AIM OF THE TASK ▸
In the records that follow, show each line where the word "Spot" is present.

Figure record listings

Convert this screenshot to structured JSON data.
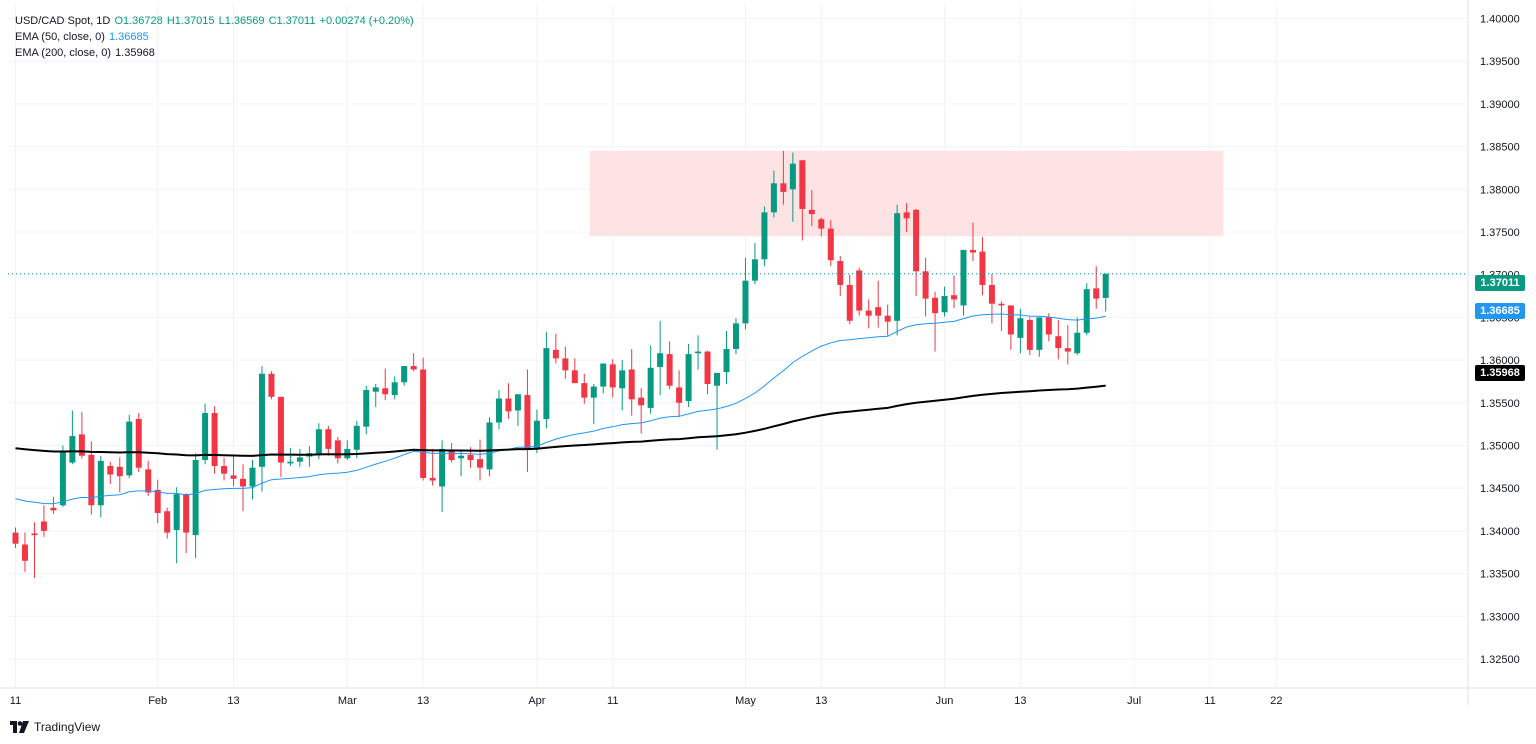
{
  "legend": {
    "symbol": "USD/CAD Spot, 1D",
    "open": "O1.36728",
    "high": "H1.37015",
    "low": "L1.36569",
    "close": "C1.37011",
    "change": "+0.00274 (+0.20%)",
    "ema50_label": "EMA (50, close, 0)",
    "ema50_value": "1.36685",
    "ema200_label": "EMA (200, close, 0)",
    "ema200_value": "1.35968"
  },
  "branding": {
    "logo_text": "TradingView"
  },
  "colors": {
    "up": "#089981",
    "down": "#f23645",
    "ema50": "#2196f3",
    "ema200": "#000000",
    "zone_fill": "#fde0e0",
    "last_price_line": "#089981",
    "grid": "#f0f3fa"
  },
  "price_tags": {
    "last": "1.37011",
    "ema50": "1.36685",
    "ema200": "1.35968"
  },
  "chart_data": {
    "type": "candlestick",
    "title": "USD/CAD Spot, 1D",
    "y_ticks": [
      "1.40000",
      "1.39500",
      "1.39000",
      "1.38500",
      "1.38000",
      "1.37500",
      "1.37000",
      "1.36500",
      "1.36000",
      "1.35500",
      "1.35000",
      "1.34500",
      "1.34000",
      "1.33500",
      "1.33000",
      "1.32500"
    ],
    "ylim": [
      1.3216,
      1.4017
    ],
    "x_ticks": [
      {
        "label": "11",
        "index": 0
      },
      {
        "label": "Feb",
        "index": 15
      },
      {
        "label": "13",
        "index": 23
      },
      {
        "label": "Mar",
        "index": 35
      },
      {
        "label": "13",
        "index": 43
      },
      {
        "label": "Apr",
        "index": 55
      },
      {
        "label": "11",
        "index": 63
      },
      {
        "label": "May",
        "index": 77
      },
      {
        "label": "13",
        "index": 85
      },
      {
        "label": "Jun",
        "index": 98
      },
      {
        "label": "13",
        "index": 106
      },
      {
        "label": "Jul",
        "index": 118
      },
      {
        "label": "11",
        "index": 126
      },
      {
        "label": "22",
        "index": 133
      }
    ],
    "last_price": 1.37011,
    "resistance_zone": {
      "from_index": 61,
      "to_index": 127,
      "low": 1.3745,
      "high": 1.3845
    },
    "candles": [
      [
        1.3398,
        1.3404,
        1.3385,
        1.338
      ],
      [
        1.3384,
        1.3398,
        1.3365,
        1.3352
      ],
      [
        1.3397,
        1.341,
        1.3395,
        1.3345
      ],
      [
        1.3411,
        1.343,
        1.34,
        1.3393
      ],
      [
        1.3427,
        1.344,
        1.3424,
        1.342
      ],
      [
        1.343,
        1.35,
        1.3493,
        1.3428
      ],
      [
        1.348,
        1.3541,
        1.3511,
        1.3478
      ],
      [
        1.3513,
        1.3539,
        1.3488,
        1.3485
      ],
      [
        1.3489,
        1.3505,
        1.343,
        1.3419
      ],
      [
        1.343,
        1.3488,
        1.3482,
        1.3416
      ],
      [
        1.3476,
        1.3481,
        1.3466,
        1.3455
      ],
      [
        1.3475,
        1.3486,
        1.3464,
        1.3445
      ],
      [
        1.3465,
        1.3536,
        1.3528,
        1.3462
      ],
      [
        1.3531,
        1.3538,
        1.3474,
        1.3469
      ],
      [
        1.3472,
        1.3482,
        1.3445,
        1.3441
      ],
      [
        1.3448,
        1.346,
        1.3421,
        1.3409
      ],
      [
        1.3423,
        1.3427,
        1.3398,
        1.3391
      ],
      [
        1.3401,
        1.3451,
        1.3443,
        1.3362
      ],
      [
        1.3443,
        1.3444,
        1.3398,
        1.3374
      ],
      [
        1.3395,
        1.3491,
        1.3483,
        1.3368
      ],
      [
        1.3483,
        1.3549,
        1.3538,
        1.3478
      ],
      [
        1.3538,
        1.3546,
        1.3476,
        1.3467
      ],
      [
        1.3476,
        1.3486,
        1.3467,
        1.3459
      ],
      [
        1.3465,
        1.3487,
        1.3461,
        1.3452
      ],
      [
        1.3461,
        1.3478,
        1.3452,
        1.3423
      ],
      [
        1.3452,
        1.3483,
        1.3474,
        1.3437
      ],
      [
        1.3475,
        1.3593,
        1.3584,
        1.3446
      ],
      [
        1.3584,
        1.3587,
        1.3557,
        1.3554
      ],
      [
        1.3557,
        1.3557,
        1.348,
        1.3463
      ],
      [
        1.3479,
        1.3497,
        1.3481,
        1.3476
      ],
      [
        1.3481,
        1.3496,
        1.3486,
        1.3475
      ],
      [
        1.3487,
        1.3499,
        1.3491,
        1.3475
      ],
      [
        1.3489,
        1.3526,
        1.3519,
        1.3484
      ],
      [
        1.3519,
        1.3523,
        1.3496,
        1.3488
      ],
      [
        1.3506,
        1.351,
        1.3485,
        1.3479
      ],
      [
        1.3485,
        1.3506,
        1.3496,
        1.3483
      ],
      [
        1.3495,
        1.3529,
        1.3523,
        1.3485
      ],
      [
        1.3522,
        1.357,
        1.3565,
        1.3513
      ],
      [
        1.3563,
        1.3572,
        1.3568,
        1.3545
      ],
      [
        1.3567,
        1.359,
        1.356,
        1.3553
      ],
      [
        1.3559,
        1.3581,
        1.3574,
        1.3554
      ],
      [
        1.3574,
        1.3587,
        1.3593,
        1.357
      ],
      [
        1.3593,
        1.3608,
        1.3589,
        1.3587
      ],
      [
        1.3589,
        1.3603,
        1.3462,
        1.3459
      ],
      [
        1.3462,
        1.3496,
        1.3459,
        1.3453
      ],
      [
        1.3452,
        1.3506,
        1.3496,
        1.3422
      ],
      [
        1.3495,
        1.3503,
        1.3483,
        1.348
      ],
      [
        1.3485,
        1.3495,
        1.3488,
        1.3464
      ],
      [
        1.3489,
        1.3498,
        1.3483,
        1.3474
      ],
      [
        1.3484,
        1.3507,
        1.3474,
        1.3459
      ],
      [
        1.3472,
        1.3533,
        1.3527,
        1.3464
      ],
      [
        1.3527,
        1.3565,
        1.3555,
        1.3519
      ],
      [
        1.3555,
        1.3573,
        1.354,
        1.3531
      ],
      [
        1.3541,
        1.356,
        1.356,
        1.3523
      ],
      [
        1.3559,
        1.3589,
        1.3496,
        1.3469
      ],
      [
        1.3496,
        1.3542,
        1.3529,
        1.3491
      ],
      [
        1.3531,
        1.3633,
        1.3614,
        1.352
      ],
      [
        1.3612,
        1.3631,
        1.3602,
        1.3596
      ],
      [
        1.3602,
        1.3616,
        1.3588,
        1.3578
      ],
      [
        1.3588,
        1.3602,
        1.3573,
        1.3573
      ],
      [
        1.3573,
        1.3584,
        1.3556,
        1.3549
      ],
      [
        1.3556,
        1.3572,
        1.3569,
        1.3525
      ],
      [
        1.3569,
        1.3592,
        1.3596,
        1.3561
      ],
      [
        1.3595,
        1.3601,
        1.3568,
        1.3556
      ],
      [
        1.3567,
        1.36,
        1.3588,
        1.3541
      ],
      [
        1.3589,
        1.3613,
        1.3554,
        1.3535
      ],
      [
        1.3556,
        1.3567,
        1.3547,
        1.3514
      ],
      [
        1.3544,
        1.3617,
        1.3591,
        1.3537
      ],
      [
        1.3592,
        1.3646,
        1.3608,
        1.3559
      ],
      [
        1.3607,
        1.3622,
        1.357,
        1.3566
      ],
      [
        1.3568,
        1.3588,
        1.355,
        1.3533
      ],
      [
        1.3552,
        1.3619,
        1.3607,
        1.3545
      ],
      [
        1.3608,
        1.3629,
        1.361,
        1.3589
      ],
      [
        1.361,
        1.3611,
        1.3572,
        1.356
      ],
      [
        1.357,
        1.3577,
        1.3585,
        1.3495
      ]
    ],
    "candles_b": [
      [
        1.3586,
        1.3634,
        1.3613,
        1.3572
      ],
      [
        1.3613,
        1.3649,
        1.3643,
        1.3607
      ],
      [
        1.3643,
        1.372,
        1.3693,
        1.3636
      ],
      [
        1.3693,
        1.3737,
        1.3718,
        1.3689
      ],
      [
        1.3718,
        1.378,
        1.3773,
        1.371
      ],
      [
        1.3773,
        1.3822,
        1.3807,
        1.3767
      ],
      [
        1.3807,
        1.3845,
        1.3797,
        1.3782
      ],
      [
        1.38,
        1.3843,
        1.383,
        1.3762
      ],
      [
        1.3834,
        1.3834,
        1.3777,
        1.374
      ],
      [
        1.3776,
        1.3799,
        1.3771,
        1.3757
      ],
      [
        1.3765,
        1.3767,
        1.3754,
        1.3745
      ],
      [
        1.3754,
        1.3764,
        1.3717,
        1.371
      ],
      [
        1.3716,
        1.3722,
        1.3688,
        1.3675
      ],
      [
        1.3688,
        1.37,
        1.3646,
        1.3642
      ],
      [
        1.3705,
        1.3708,
        1.3658,
        1.3652
      ],
      [
        1.3658,
        1.3671,
        1.3652,
        1.3637
      ],
      [
        1.3662,
        1.3693,
        1.3652,
        1.3638
      ],
      [
        1.3652,
        1.3665,
        1.3645,
        1.3629
      ],
      [
        1.3646,
        1.3782,
        1.3772,
        1.3629
      ],
      [
        1.3773,
        1.3784,
        1.3766,
        1.375
      ],
      [
        1.3776,
        1.3777,
        1.3704,
        1.3675
      ],
      [
        1.3704,
        1.372,
        1.3672,
        1.3651
      ],
      [
        1.3673,
        1.368,
        1.3655,
        1.361
      ],
      [
        1.3656,
        1.3686,
        1.3675,
        1.3651
      ],
      [
        1.3676,
        1.3699,
        1.3671,
        1.3661
      ],
      [
        1.3664,
        1.372,
        1.3729,
        1.3652
      ],
      [
        1.3729,
        1.3761,
        1.3726,
        1.3716
      ],
      [
        1.3727,
        1.3744,
        1.3688,
        1.3676
      ],
      [
        1.3688,
        1.3701,
        1.3666,
        1.3643
      ],
      [
        1.3666,
        1.3669,
        1.3664,
        1.3634
      ]
    ],
    "note": ""
  }
}
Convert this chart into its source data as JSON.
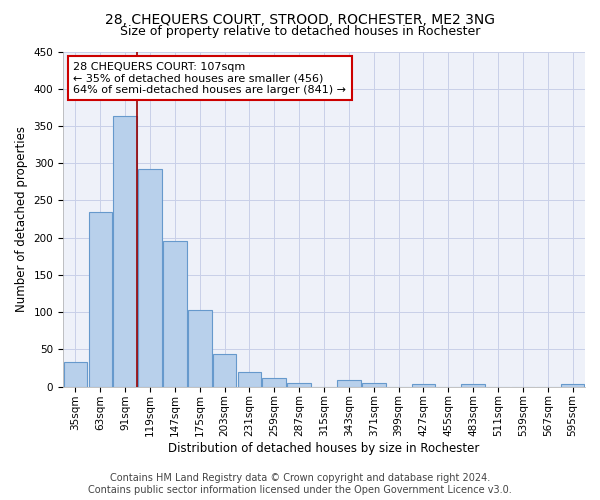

OUTPUT ▸
    "symbol": "USD/CAD Spot, 1D",
    "title": "USD/CAD Spot, 1D",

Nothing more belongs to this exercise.